THE PROBLEM: The records below should be written out again, exactly.

EXERCISE MATERIAL:
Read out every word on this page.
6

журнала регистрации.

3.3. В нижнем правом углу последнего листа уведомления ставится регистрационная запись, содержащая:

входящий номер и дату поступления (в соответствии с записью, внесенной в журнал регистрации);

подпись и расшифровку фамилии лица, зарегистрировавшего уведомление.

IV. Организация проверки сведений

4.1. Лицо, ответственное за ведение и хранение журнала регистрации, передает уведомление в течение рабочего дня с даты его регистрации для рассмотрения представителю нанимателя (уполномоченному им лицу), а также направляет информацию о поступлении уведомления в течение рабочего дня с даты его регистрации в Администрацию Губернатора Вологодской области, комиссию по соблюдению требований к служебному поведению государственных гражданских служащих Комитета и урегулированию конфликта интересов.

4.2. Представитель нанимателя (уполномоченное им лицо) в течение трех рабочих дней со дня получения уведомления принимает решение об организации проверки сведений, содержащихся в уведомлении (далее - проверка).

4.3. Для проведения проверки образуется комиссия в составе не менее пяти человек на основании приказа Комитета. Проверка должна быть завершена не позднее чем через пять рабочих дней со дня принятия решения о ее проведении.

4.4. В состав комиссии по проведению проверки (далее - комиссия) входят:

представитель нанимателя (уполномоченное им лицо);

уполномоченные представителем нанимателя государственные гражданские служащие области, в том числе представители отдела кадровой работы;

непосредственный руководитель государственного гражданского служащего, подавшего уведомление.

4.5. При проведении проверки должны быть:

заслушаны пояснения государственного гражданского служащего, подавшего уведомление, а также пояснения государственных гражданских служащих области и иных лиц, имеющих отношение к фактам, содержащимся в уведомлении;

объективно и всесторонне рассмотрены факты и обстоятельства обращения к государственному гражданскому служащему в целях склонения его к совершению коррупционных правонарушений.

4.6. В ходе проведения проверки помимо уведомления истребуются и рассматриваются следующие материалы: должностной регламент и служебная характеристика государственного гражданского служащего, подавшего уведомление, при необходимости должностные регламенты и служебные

TASK RESULT:
Read out every word on this page.
6

журнала регистрации.

3.3. В нижнем правом углу последнего листа уведомления ставится регистрационная запись, содержащая:

входящий номер и дату поступления (в соответствии с записью, внесенной в журнал регистрации);

подпись и расшифровку фамилии лица, зарегистрировавшего уведомление.

IV. Организация проверки сведений

4.1. Лицо, ответственное за ведение и хранение журнала регистрации, передает уведомление в течение рабочего дня с даты его регистрации для рассмотрения представителю нанимателя (уполномоченному им лицу), а также направляет информацию о поступлении уведомления в течение рабочего дня с даты его регистрации в Администрацию Губернатора Вологодской области, комиссию по соблюдению требований к служебному поведению государственных гражданских служащих Комитета и урегулированию конфликта интересов.

4.2. Представитель нанимателя (уполномоченное им лицо) в течение трех рабочих дней со дня получения уведомления принимает решение об организации проверки сведений, содержащихся в уведомлении (далее - проверка).

4.3. Для проведения проверки образуется комиссия в составе не менее пяти человек на основании приказа Комитета. Проверка должна быть завершена не позднее чем через пять рабочих дней со дня принятия решения о ее проведении.

4.4. В состав комиссии по проведению проверки (далее - комиссия) входят:

представитель нанимателя (уполномоченное им лицо);

уполномоченные представителем нанимателя государственные гражданские служащие области, в том числе представители отдела кадровой работы;

непосредственный руководитель государственного гражданского служащего, подавшего уведомление.

4.5. При проведении проверки должны быть:

заслушаны пояснения государственного гражданского служащего, подавшего уведомление, а также пояснения государственных гражданских служащих области и иных лиц, имеющих отношение к фактам, содержащимся в уведомлении;

объективно и всесторонне рассмотрены факты и обстоятельства обращения к государственному гражданскому служащему в целях склонения его к совершению коррупционных правонарушений.

4.6. В ходе проведения проверки помимо уведомления истребуются и рассматриваются следующие материалы: должностной регламент и служебная характеристика государственного гражданского служащего, подавшего уведомление, при необходимости должностные регламенты и служебные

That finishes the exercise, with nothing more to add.